Task to complete: Search the listing for "text" and copy every line where it appears.

Given information:

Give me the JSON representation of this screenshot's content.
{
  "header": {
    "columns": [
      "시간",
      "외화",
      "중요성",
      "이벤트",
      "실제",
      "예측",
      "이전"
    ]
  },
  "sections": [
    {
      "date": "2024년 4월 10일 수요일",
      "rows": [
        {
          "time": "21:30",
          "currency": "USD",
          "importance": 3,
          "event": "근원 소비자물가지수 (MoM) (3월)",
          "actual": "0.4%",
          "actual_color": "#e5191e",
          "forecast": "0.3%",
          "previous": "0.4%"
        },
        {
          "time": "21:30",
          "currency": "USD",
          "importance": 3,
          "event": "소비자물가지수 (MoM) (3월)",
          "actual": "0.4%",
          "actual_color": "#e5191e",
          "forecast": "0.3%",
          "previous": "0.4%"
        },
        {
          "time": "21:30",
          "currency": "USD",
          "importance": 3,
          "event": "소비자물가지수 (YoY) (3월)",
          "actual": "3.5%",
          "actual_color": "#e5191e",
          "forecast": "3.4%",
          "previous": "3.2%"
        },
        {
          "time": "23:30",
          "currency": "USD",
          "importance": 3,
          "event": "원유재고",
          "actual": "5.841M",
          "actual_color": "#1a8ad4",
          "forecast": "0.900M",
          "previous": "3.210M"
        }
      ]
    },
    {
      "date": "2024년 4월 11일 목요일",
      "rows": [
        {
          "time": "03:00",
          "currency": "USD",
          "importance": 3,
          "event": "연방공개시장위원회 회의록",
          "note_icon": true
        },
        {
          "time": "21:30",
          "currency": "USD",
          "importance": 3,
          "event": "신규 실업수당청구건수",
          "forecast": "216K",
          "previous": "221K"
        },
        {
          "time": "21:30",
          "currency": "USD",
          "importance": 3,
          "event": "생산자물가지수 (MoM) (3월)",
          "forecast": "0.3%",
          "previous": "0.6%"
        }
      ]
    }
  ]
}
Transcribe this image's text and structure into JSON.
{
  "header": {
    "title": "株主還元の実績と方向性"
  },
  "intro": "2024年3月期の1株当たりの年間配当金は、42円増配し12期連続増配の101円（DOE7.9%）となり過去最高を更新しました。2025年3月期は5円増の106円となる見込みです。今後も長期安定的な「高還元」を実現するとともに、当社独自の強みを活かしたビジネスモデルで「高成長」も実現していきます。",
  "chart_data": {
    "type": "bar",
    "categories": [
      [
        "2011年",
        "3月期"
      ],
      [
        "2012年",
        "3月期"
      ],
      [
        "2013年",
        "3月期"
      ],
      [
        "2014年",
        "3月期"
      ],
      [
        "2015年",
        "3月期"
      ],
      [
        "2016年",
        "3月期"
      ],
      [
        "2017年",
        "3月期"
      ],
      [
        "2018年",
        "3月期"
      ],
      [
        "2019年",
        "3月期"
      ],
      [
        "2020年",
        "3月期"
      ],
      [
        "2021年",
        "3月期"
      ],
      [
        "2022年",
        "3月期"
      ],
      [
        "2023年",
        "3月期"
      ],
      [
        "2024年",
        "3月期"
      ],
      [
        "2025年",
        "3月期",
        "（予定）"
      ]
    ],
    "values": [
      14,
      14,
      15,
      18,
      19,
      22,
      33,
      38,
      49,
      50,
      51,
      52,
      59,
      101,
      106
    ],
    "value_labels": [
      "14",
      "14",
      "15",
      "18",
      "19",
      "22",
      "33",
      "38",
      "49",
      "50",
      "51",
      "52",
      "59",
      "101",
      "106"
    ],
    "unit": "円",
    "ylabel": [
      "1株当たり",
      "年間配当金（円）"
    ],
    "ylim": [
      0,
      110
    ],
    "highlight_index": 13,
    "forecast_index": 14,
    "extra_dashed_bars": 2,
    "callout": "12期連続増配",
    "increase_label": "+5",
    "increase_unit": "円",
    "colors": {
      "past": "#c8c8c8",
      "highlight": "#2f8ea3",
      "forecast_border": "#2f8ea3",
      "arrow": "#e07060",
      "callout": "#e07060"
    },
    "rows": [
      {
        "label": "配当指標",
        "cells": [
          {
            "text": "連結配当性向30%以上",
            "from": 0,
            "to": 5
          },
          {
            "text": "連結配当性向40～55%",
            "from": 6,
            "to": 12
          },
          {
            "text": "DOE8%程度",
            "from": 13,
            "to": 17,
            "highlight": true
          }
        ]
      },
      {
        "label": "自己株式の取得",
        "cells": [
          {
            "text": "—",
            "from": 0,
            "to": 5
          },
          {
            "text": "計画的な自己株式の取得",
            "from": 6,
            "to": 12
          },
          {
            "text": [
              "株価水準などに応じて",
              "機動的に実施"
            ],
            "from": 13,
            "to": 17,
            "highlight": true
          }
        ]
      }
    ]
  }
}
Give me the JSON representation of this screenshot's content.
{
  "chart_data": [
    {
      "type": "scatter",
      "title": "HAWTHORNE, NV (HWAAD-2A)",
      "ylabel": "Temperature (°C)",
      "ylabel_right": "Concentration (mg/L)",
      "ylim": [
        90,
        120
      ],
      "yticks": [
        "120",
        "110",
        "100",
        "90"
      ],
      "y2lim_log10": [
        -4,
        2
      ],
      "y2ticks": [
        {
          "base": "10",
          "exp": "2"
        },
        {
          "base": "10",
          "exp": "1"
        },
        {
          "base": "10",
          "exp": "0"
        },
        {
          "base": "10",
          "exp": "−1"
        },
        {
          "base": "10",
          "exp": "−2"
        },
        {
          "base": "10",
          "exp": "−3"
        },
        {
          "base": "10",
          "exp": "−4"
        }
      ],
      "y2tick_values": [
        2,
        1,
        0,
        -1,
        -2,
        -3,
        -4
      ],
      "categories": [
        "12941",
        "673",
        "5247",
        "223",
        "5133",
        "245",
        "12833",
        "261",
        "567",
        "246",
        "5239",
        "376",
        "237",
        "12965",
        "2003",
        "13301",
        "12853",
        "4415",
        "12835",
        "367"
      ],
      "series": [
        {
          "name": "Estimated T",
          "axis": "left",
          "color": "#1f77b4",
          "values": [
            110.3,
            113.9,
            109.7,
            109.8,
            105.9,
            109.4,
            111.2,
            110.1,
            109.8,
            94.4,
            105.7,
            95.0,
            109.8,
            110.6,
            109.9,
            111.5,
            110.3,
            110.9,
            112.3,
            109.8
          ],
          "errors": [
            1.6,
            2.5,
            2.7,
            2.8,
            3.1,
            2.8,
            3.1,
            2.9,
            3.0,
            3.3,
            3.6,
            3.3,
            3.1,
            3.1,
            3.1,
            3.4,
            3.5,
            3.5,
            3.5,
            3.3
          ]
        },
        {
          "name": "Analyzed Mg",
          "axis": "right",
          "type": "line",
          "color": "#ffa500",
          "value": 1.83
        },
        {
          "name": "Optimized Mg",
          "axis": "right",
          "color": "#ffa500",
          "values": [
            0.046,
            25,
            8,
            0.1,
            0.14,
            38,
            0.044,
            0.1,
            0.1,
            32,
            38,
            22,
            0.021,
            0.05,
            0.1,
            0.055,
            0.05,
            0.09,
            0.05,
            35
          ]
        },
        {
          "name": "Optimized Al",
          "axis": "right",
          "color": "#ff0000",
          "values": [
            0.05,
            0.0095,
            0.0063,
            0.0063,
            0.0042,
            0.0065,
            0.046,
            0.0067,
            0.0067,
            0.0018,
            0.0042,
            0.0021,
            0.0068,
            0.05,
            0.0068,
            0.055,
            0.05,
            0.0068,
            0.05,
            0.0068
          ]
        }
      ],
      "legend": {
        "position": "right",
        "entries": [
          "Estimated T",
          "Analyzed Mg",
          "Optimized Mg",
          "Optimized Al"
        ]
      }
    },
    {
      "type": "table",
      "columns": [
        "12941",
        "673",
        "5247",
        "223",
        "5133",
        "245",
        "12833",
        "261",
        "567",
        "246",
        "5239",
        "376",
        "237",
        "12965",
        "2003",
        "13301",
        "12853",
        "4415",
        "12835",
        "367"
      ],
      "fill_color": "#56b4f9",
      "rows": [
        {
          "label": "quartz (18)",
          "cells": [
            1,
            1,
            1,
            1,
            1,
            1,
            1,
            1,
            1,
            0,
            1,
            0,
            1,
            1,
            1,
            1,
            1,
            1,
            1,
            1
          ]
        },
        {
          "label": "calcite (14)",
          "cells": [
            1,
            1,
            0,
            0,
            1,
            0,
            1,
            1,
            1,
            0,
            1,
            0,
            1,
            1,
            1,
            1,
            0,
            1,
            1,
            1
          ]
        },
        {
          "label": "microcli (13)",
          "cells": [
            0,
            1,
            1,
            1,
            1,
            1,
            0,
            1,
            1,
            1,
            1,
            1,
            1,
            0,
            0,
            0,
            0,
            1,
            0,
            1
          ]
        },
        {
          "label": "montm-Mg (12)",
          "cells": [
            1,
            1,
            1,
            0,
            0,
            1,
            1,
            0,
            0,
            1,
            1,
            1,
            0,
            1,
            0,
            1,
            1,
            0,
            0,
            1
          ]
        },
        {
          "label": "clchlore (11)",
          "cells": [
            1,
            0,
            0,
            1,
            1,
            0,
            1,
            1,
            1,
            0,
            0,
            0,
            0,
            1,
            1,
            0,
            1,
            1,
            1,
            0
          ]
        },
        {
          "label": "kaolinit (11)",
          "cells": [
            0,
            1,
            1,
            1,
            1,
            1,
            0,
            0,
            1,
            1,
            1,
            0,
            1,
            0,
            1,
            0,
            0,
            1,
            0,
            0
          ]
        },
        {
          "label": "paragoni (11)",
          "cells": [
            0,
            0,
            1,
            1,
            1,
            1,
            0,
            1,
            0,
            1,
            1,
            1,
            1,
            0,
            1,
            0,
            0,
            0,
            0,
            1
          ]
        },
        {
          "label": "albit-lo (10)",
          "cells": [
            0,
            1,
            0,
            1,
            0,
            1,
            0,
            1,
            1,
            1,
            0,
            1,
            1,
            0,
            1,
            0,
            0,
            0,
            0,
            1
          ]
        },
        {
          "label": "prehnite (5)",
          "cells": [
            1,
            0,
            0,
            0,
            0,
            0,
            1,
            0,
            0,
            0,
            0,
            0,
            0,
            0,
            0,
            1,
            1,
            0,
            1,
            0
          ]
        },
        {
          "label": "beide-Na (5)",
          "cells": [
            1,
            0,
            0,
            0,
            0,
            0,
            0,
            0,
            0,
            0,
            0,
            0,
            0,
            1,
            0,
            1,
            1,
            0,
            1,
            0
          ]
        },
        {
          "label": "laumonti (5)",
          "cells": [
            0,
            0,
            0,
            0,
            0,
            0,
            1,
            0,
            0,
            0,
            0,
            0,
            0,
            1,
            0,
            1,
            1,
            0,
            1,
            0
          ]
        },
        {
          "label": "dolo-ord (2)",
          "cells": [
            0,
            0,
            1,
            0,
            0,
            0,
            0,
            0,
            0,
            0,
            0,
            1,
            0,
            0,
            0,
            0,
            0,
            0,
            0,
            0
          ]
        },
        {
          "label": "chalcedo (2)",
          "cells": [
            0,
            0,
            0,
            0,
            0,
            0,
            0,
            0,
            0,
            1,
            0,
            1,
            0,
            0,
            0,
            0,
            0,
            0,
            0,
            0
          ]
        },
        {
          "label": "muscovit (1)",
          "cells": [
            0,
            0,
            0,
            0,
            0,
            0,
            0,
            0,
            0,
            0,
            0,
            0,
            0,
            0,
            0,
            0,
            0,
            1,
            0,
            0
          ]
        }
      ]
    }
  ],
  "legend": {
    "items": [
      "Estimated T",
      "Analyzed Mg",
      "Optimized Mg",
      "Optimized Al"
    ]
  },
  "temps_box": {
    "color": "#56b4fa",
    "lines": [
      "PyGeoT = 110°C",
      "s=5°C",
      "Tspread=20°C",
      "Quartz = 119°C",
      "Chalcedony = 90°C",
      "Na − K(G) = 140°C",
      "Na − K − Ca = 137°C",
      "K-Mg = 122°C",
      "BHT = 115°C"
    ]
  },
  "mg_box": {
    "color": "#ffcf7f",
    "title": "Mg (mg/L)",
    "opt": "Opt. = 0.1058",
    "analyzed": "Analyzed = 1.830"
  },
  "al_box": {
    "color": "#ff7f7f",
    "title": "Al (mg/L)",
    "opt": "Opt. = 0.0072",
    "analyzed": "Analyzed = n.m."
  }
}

The solution:
Transcribe this image's text and structure into JSON.
            "text": "連結配当性向30%以上",
            "text": "連結配当性向40～55%",
            "text": "DOE8%程度",
            "text": "—",
            "text": "計画的な自己株式の取得",
            "text": [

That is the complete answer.